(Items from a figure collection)
-- BEGIN --

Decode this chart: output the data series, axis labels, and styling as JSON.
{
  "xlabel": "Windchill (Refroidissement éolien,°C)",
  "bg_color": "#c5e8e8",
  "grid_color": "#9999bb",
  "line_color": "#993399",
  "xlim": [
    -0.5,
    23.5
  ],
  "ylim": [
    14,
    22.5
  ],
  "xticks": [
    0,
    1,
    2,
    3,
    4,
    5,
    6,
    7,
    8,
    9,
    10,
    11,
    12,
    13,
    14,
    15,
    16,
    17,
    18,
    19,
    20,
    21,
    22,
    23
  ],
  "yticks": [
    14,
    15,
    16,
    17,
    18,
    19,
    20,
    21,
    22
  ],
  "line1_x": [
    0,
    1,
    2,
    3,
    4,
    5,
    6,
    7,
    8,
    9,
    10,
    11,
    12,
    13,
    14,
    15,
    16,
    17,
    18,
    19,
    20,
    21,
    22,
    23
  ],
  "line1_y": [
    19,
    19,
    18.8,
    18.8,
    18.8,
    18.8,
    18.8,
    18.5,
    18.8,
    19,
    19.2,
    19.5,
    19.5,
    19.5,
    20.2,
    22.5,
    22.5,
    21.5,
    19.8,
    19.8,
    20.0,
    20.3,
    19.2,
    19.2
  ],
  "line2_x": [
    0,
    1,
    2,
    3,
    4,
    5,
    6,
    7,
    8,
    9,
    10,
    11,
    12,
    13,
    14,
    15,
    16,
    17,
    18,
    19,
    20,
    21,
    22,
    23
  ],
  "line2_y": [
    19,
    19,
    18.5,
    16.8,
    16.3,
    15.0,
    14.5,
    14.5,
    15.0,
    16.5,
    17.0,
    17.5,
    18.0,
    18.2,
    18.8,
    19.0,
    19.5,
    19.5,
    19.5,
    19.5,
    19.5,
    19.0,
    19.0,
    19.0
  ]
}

-- END --

WHAT NEEDS TO BE DONE —
From the data above, extract every line in its exact form.

ANSWER TO THIS PROBLEM —
Decode this chart: output the data series, axis labels, and styling as JSON.
{
  "xlabel": "Windchill (Refroidissement éolien,°C)",
  "bg_color": "#c5e8e8",
  "grid_color": "#9999bb",
  "line_color": "#993399",
  "xlim": [
    -0.5,
    23.5
  ],
  "ylim": [
    14,
    22.5
  ],
  "xticks": [
    0,
    1,
    2,
    3,
    4,
    5,
    6,
    7,
    8,
    9,
    10,
    11,
    12,
    13,
    14,
    15,
    16,
    17,
    18,
    19,
    20,
    21,
    22,
    23
  ],
  "yticks": [
    14,
    15,
    16,
    17,
    18,
    19,
    20,
    21,
    22
  ],
  "line1_x": [
    0,
    1,
    2,
    3,
    4,
    5,
    6,
    7,
    8,
    9,
    10,
    11,
    12,
    13,
    14,
    15,
    16,
    17,
    18,
    19,
    20,
    21,
    22,
    23
  ],
  "line1_y": [
    19,
    19,
    18.8,
    18.8,
    18.8,
    18.8,
    18.8,
    18.5,
    18.8,
    19,
    19.2,
    19.5,
    19.5,
    19.5,
    20.2,
    22.5,
    22.5,
    21.5,
    19.8,
    19.8,
    20.0,
    20.3,
    19.2,
    19.2
  ],
  "line2_x": [
    0,
    1,
    2,
    3,
    4,
    5,
    6,
    7,
    8,
    9,
    10,
    11,
    12,
    13,
    14,
    15,
    16,
    17,
    18,
    19,
    20,
    21,
    22,
    23
  ],
  "line2_y": [
    19,
    19,
    18.5,
    16.8,
    16.3,
    15.0,
    14.5,
    14.5,
    15.0,
    16.5,
    17.0,
    17.5,
    18.0,
    18.2,
    18.8,
    19.0,
    19.5,
    19.5,
    19.5,
    19.5,
    19.5,
    19.0,
    19.0,
    19.0
  ]
}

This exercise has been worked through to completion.